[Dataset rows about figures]
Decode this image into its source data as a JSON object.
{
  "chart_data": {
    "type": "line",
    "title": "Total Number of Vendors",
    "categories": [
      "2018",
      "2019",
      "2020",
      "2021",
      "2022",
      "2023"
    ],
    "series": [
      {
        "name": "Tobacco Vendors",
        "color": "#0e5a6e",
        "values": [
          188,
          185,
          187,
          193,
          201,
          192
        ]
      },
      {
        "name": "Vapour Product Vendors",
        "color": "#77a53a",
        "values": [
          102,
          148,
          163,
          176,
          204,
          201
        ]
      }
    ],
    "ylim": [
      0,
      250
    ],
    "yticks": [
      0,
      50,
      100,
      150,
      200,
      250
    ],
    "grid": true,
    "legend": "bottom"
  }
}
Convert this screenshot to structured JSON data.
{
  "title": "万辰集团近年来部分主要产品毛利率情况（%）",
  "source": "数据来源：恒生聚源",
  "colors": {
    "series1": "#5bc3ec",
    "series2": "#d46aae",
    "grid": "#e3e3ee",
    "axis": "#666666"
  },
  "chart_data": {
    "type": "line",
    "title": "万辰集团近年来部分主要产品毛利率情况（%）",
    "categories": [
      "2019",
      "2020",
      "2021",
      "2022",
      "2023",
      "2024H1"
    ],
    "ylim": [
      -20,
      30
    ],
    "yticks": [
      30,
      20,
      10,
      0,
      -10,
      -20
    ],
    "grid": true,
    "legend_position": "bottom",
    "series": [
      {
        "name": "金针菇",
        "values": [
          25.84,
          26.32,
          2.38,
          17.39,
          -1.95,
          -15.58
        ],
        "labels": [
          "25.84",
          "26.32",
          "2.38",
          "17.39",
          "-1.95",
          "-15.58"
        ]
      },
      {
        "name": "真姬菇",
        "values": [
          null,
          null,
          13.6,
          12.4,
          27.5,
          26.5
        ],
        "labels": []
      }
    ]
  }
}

--

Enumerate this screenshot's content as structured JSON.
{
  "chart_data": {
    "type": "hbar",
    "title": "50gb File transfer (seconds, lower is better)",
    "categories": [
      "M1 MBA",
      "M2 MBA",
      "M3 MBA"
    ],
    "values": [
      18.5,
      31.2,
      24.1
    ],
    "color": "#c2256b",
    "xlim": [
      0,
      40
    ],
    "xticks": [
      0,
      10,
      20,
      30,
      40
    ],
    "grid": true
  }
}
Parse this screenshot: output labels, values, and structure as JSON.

- _Exercise objective_: Give again the run of lines that opens at the line with "Enumerate this screenshot's" and closes at the line with "Parse this screenshot: output", exactly, and only that run.

- _Solution to this task_:
Enumerate this screenshot's content as structured JSON.
{
  "chart_data": {
    "type": "hbar",
    "title": "50gb File transfer (seconds, lower is better)",
    "categories": [
      "M1 MBA",
      "M2 MBA",
      "M3 MBA"
    ],
    "values": [
      18.5,
      31.2,
      24.1
    ],
    "color": "#c2256b",
    "xlim": [
      0,
      40
    ],
    "xticks": [
      0,
      10,
      20,
      30,
      40
    ],
    "grid": true
  }
}
Parse this screenshot: output labels, values, and structure as JSON.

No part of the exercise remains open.